** Start of Material supplied **

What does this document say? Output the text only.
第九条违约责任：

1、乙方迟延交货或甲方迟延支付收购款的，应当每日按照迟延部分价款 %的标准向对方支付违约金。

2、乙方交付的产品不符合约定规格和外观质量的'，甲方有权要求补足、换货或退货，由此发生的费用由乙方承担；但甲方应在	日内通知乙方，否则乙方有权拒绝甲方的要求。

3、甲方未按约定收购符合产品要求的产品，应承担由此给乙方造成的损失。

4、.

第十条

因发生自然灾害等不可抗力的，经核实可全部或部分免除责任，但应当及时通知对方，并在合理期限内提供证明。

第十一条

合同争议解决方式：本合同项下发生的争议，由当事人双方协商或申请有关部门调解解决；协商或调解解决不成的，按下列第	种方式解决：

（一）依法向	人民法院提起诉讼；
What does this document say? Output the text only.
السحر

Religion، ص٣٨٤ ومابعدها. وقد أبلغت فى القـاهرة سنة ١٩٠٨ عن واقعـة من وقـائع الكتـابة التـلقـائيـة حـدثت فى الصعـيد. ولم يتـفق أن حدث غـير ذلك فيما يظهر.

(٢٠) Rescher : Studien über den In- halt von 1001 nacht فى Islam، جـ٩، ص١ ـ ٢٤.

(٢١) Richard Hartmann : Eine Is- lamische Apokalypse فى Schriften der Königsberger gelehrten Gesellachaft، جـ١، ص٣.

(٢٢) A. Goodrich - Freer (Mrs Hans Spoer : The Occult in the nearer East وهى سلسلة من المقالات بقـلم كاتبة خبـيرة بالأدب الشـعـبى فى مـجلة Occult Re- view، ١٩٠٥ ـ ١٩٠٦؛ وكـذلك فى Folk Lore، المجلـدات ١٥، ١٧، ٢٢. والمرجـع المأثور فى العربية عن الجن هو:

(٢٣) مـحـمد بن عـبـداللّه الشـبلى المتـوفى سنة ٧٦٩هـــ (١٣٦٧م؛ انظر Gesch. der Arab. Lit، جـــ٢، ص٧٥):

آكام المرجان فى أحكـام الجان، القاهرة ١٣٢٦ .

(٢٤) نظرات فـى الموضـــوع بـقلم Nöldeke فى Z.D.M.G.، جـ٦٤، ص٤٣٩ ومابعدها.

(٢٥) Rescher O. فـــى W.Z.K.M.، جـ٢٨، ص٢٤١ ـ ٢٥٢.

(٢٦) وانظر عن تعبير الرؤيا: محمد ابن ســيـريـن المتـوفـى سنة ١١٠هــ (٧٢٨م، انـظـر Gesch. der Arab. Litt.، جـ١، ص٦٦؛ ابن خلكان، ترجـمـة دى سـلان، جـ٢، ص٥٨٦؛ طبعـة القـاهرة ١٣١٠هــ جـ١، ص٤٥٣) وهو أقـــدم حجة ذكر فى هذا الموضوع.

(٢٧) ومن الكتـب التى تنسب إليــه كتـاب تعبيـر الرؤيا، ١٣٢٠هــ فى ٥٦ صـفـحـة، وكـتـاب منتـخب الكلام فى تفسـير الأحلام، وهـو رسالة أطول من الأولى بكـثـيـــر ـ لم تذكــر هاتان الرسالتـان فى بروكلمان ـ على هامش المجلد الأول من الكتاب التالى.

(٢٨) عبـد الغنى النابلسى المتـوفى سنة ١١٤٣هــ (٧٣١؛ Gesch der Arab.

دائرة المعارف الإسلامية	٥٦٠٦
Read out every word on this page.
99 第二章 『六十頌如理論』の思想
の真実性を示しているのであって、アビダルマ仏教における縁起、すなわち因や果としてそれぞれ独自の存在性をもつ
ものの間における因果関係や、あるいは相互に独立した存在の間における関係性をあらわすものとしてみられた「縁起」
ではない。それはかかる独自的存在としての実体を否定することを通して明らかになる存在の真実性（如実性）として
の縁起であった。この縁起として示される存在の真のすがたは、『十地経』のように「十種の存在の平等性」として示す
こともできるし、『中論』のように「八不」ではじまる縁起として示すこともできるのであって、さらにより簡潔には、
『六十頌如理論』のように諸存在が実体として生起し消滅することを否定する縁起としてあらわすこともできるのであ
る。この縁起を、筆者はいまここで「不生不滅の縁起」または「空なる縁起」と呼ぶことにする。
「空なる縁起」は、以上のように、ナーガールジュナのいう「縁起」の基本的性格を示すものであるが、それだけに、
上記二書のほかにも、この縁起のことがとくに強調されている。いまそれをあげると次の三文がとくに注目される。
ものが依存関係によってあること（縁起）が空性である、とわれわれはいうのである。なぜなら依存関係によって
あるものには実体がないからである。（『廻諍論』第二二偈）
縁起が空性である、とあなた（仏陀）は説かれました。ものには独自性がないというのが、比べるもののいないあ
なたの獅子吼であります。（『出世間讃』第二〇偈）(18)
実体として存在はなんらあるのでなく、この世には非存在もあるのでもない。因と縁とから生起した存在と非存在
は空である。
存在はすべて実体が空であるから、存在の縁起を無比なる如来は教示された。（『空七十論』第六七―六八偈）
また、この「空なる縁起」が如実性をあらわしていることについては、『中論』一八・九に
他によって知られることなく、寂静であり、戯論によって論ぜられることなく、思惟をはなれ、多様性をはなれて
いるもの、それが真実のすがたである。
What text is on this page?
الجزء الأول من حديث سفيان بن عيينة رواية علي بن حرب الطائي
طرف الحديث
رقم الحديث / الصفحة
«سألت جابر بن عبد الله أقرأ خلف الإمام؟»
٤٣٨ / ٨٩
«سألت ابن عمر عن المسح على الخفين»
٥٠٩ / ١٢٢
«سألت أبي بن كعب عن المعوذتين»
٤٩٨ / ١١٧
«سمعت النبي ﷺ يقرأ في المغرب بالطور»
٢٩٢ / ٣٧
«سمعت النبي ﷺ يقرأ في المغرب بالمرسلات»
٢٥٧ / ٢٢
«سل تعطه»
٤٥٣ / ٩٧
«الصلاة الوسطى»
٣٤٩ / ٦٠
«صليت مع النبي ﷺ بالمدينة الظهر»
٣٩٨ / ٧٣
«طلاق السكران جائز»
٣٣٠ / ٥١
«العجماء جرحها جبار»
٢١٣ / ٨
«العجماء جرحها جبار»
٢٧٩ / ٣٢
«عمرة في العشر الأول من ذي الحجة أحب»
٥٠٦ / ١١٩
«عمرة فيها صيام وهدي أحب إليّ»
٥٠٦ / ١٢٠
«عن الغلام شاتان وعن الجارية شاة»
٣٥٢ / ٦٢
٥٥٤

** End of Material supplied **

▶ **Short problem**
Every entry must be quoted exactly as it appears above.

▶ **Task solution**
What does this document say? Output the text only.
第九条违约责任：

1、乙方迟延交货或甲方迟延支付收购款的，应当每日按照迟延部分价款 %的标准向对方支付违约金。

2、乙方交付的产品不符合约定规格和外观质量的'，甲方有权要求补足、换货或退货，由此发生的费用由乙方承担；但甲方应在	日内通知乙方，否则乙方有权拒绝甲方的要求。

3、甲方未按约定收购符合产品要求的产品，应承担由此给乙方造成的损失。

4、.

第十条

因发生自然灾害等不可抗力的，经核实可全部或部分免除责任，但应当及时通知对方，并在合理期限内提供证明。

第十一条

合同争议解决方式：本合同项下发生的争议，由当事人双方协商或申请有关部门调解解决；协商或调解解决不成的，按下列第	种方式解决：

（一）依法向	人民法院提起诉讼；
What does this document say? Output the text only.
السحر

Religion، ص٣٨٤ ومابعدها. وقد أبلغت فى القـاهرة سنة ١٩٠٨ عن واقعـة من وقـائع الكتـابة التـلقـائيـة حـدثت فى الصعـيد. ولم يتـفق أن حدث غـير ذلك فيما يظهر.

(٢٠) Rescher : Studien über den In- halt von 1001 nacht فى Islam، جـ٩، ص١ ـ ٢٤.

(٢١) Richard Hartmann : Eine Is- lamische Apokalypse فى Schriften der Königsberger gelehrten Gesellachaft، جـ١، ص٣.

(٢٢) A. Goodrich - Freer (Mrs Hans Spoer : The Occult in the nearer East وهى سلسلة من المقالات بقـلم كاتبة خبـيرة بالأدب الشـعـبى فى مـجلة Occult Re- view، ١٩٠٥ ـ ١٩٠٦؛ وكـذلك فى Folk Lore، المجلـدات ١٥، ١٧، ٢٢. والمرجـع المأثور فى العربية عن الجن هو:

(٢٣) مـحـمد بن عـبـداللّه الشـبلى المتـوفى سنة ٧٦٩هـــ (١٣٦٧م؛ انظر Gesch. der Arab. Lit، جـــ٢، ص٧٥):

آكام المرجان فى أحكـام الجان، القاهرة ١٣٢٦ .

(٢٤) نظرات فـى الموضـــوع بـقلم Nöldeke فى Z.D.M.G.، جـ٦٤، ص٤٣٩ ومابعدها.

(٢٥) Rescher O. فـــى W.Z.K.M.، جـ٢٨، ص٢٤١ ـ ٢٥٢.

(٢٦) وانظر عن تعبير الرؤيا: محمد ابن ســيـريـن المتـوفـى سنة ١١٠هــ (٧٢٨م، انـظـر Gesch. der Arab. Litt.، جـ١، ص٦٦؛ ابن خلكان، ترجـمـة دى سـلان، جـ٢، ص٥٨٦؛ طبعـة القـاهرة ١٣١٠هــ جـ١، ص٤٥٣) وهو أقـــدم حجة ذكر فى هذا الموضوع.

(٢٧) ومن الكتـب التى تنسب إليــه كتـاب تعبيـر الرؤيا، ١٣٢٠هــ فى ٥٦ صـفـحـة، وكـتـاب منتـخب الكلام فى تفسـير الأحلام، وهـو رسالة أطول من الأولى بكـثـيـــر ـ لم تذكــر هاتان الرسالتـان فى بروكلمان ـ على هامش المجلد الأول من الكتاب التالى.

(٢٨) عبـد الغنى النابلسى المتـوفى سنة ١١٤٣هــ (٧٣١؛ Gesch der Arab.

دائرة المعارف الإسلامية	٥٦٠٦
Read out every word on this page.
99 第二章 『六十頌如理論』の思想
の真実性を示しているのであって、アビダルマ仏教における縁起、すなわち因や果としてそれぞれ独自の存在性をもつ
ものの間における因果関係や、あるいは相互に独立した存在の間における関係性をあらわすものとしてみられた「縁起」
ではない。それはかかる独自的存在としての実体を否定することを通して明らかになる存在の真実性（如実性）として
の縁起であった。この縁起として示される存在の真のすがたは、『十地経』のように「十種の存在の平等性」として示す
こともできるし、『中論』のように「八不」ではじまる縁起として示すこともできるのであって、さらにより簡潔には、
『六十頌如理論』のように諸存在が実体として生起し消滅することを否定する縁起としてあらわすこともできるのであ
る。この縁起を、筆者はいまここで「不生不滅の縁起」または「空なる縁起」と呼ぶことにする。
「空なる縁起」は、以上のように、ナーガールジュナのいう「縁起」の基本的性格を示すものであるが、それだけに、
上記二書のほかにも、この縁起のことがとくに強調されている。いまそれをあげると次の三文がとくに注目される。
ものが依存関係によってあること（縁起）が空性である、とわれわれはいうのである。なぜなら依存関係によって
あるものには実体がないからである。（『廻諍論』第二二偈）
縁起が空性である、とあなた（仏陀）は説かれました。ものには独自性がないというのが、比べるもののいないあ
なたの獅子吼であります。（『出世間讃』第二〇偈）(18)
実体として存在はなんらあるのでなく、この世には非存在もあるのでもない。因と縁とから生起した存在と非存在
は空である。
存在はすべて実体が空であるから、存在の縁起を無比なる如来は教示された。（『空七十論』第六七―六八偈）
また、この「空なる縁起」が如実性をあらわしていることについては、『中論』一八・九に
他によって知られることなく、寂静であり、戯論によって論ぜられることなく、思惟をはなれ、多様性をはなれて
いるもの、それが真実のすがたである。
What text is on this page?
الجزء الأول من حديث سفيان بن عيينة رواية علي بن حرب الطائي
طرف الحديث
رقم الحديث / الصفحة
«سألت جابر بن عبد الله أقرأ خلف الإمام؟»
٤٣٨ / ٨٩
«سألت ابن عمر عن المسح على الخفين»
٥٠٩ / ١٢٢
«سألت أبي بن كعب عن المعوذتين»
٤٩٨ / ١١٧
«سمعت النبي ﷺ يقرأ في المغرب بالطور»
٢٩٢ / ٣٧
«سمعت النبي ﷺ يقرأ في المغرب بالمرسلات»
٢٥٧ / ٢٢
«سل تعطه»
٤٥٣ / ٩٧
«الصلاة الوسطى»
٣٤٩ / ٦٠
«صليت مع النبي ﷺ بالمدينة الظهر»
٣٩٨ / ٧٣
«طلاق السكران جائز»
٣٣٠ / ٥١
«العجماء جرحها جبار»
٢١٣ / ٨
«العجماء جرحها جبار»
٢٧٩ / ٣٢
«عمرة في العشر الأول من ذي الحجة أحب»
٥٠٦ / ١١٩
«عمرة فيها صيام وهدي أحب إليّ»
٥٠٦ / ١٢٠
«عن الغلام شاتان وعن الجارية شاة»
٣٥٢ / ٦٢
٥٥٤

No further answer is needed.